• EXERCISE: Retype everything in the listing, leaving each line exactly as it is.

• DATASET ROWS:
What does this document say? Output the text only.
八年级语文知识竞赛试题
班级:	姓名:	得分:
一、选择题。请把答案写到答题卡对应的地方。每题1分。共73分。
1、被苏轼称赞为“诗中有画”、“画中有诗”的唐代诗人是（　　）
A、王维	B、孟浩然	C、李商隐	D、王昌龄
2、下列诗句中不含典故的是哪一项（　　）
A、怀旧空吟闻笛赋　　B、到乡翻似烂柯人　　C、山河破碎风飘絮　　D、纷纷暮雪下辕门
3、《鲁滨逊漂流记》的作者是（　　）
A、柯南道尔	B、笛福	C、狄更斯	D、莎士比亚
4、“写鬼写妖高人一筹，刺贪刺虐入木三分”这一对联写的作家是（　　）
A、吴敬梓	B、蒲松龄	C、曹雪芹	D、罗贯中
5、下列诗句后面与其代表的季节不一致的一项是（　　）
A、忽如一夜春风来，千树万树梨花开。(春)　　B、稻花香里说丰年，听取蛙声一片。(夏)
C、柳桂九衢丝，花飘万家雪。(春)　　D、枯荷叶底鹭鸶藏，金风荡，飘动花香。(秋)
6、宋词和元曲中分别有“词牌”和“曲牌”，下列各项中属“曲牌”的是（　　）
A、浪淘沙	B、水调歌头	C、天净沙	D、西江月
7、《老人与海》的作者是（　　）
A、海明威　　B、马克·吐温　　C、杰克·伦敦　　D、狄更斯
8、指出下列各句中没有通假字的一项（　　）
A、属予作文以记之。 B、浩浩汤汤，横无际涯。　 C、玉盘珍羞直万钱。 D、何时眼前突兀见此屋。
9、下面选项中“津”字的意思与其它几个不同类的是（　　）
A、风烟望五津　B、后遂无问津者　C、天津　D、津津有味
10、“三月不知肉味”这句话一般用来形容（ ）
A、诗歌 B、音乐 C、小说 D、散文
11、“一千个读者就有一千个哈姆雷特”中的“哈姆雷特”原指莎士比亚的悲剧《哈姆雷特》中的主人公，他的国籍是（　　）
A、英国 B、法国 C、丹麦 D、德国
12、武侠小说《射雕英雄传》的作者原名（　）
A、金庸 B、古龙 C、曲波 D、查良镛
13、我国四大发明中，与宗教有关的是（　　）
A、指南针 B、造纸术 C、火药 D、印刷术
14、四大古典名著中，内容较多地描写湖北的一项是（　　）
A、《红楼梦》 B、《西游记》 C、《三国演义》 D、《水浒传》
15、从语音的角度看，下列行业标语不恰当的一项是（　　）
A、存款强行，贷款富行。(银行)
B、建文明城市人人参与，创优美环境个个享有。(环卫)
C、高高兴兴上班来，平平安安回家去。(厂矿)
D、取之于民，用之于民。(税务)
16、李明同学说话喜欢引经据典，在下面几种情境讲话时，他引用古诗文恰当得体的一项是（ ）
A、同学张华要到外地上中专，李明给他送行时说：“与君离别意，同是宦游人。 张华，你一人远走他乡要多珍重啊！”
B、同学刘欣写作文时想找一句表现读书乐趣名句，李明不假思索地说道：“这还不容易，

• SOLUTION:
What does this document say? Output the text only.
八年级语文知识竞赛试题
班级:	姓名:	得分:
一、选择题。请把答案写到答题卡对应的地方。每题1分。共73分。
1、被苏轼称赞为“诗中有画”、“画中有诗”的唐代诗人是（　　）
A、王维	B、孟浩然	C、李商隐	D、王昌龄
2、下列诗句中不含典故的是哪一项（　　）
A、怀旧空吟闻笛赋　　B、到乡翻似烂柯人　　C、山河破碎风飘絮　　D、纷纷暮雪下辕门
3、《鲁滨逊漂流记》的作者是（　　）
A、柯南道尔	B、笛福	C、狄更斯	D、莎士比亚
4、“写鬼写妖高人一筹，刺贪刺虐入木三分”这一对联写的作家是（　　）
A、吴敬梓	B、蒲松龄	C、曹雪芹	D、罗贯中
5、下列诗句后面与其代表的季节不一致的一项是（　　）
A、忽如一夜春风来，千树万树梨花开。(春)　　B、稻花香里说丰年，听取蛙声一片。(夏)
C、柳桂九衢丝，花飘万家雪。(春)　　D、枯荷叶底鹭鸶藏，金风荡，飘动花香。(秋)
6、宋词和元曲中分别有“词牌”和“曲牌”，下列各项中属“曲牌”的是（　　）
A、浪淘沙	B、水调歌头	C、天净沙	D、西江月
7、《老人与海》的作者是（　　）
A、海明威　　B、马克·吐温　　C、杰克·伦敦　　D、狄更斯
8、指出下列各句中没有通假字的一项（　　）
A、属予作文以记之。 B、浩浩汤汤，横无际涯。　 C、玉盘珍羞直万钱。 D、何时眼前突兀见此屋。
9、下面选项中“津”字的意思与其它几个不同类的是（　　）
A、风烟望五津　B、后遂无问津者　C、天津　D、津津有味
10、“三月不知肉味”这句话一般用来形容（ ）
A、诗歌 B、音乐 C、小说 D、散文
11、“一千个读者就有一千个哈姆雷特”中的“哈姆雷特”原指莎士比亚的悲剧《哈姆雷特》中的主人公，他的国籍是（　　）
A、英国 B、法国 C、丹麦 D、德国
12、武侠小说《射雕英雄传》的作者原名（　）
A、金庸 B、古龙 C、曲波 D、查良镛
13、我国四大发明中，与宗教有关的是（　　）
A、指南针 B、造纸术 C、火药 D、印刷术
14、四大古典名著中，内容较多地描写湖北的一项是（　　）
A、《红楼梦》 B、《西游记》 C、《三国演义》 D、《水浒传》
15、从语音的角度看，下列行业标语不恰当的一项是（　　）
A、存款强行，贷款富行。(银行)
B、建文明城市人人参与，创优美环境个个享有。(环卫)
C、高高兴兴上班来，平平安安回家去。(厂矿)
D、取之于民，用之于民。(税务)
16、李明同学说话喜欢引经据典，在下面几种情境讲话时，他引用古诗文恰当得体的一项是（ ）
A、同学张华要到外地上中专，李明给他送行时说：“与君离别意，同是宦游人。 张华，你一人远走他乡要多珍重啊！”
B、同学刘欣写作文时想找一句表现读书乐趣名句，李明不假思索地说道：“这还不容易，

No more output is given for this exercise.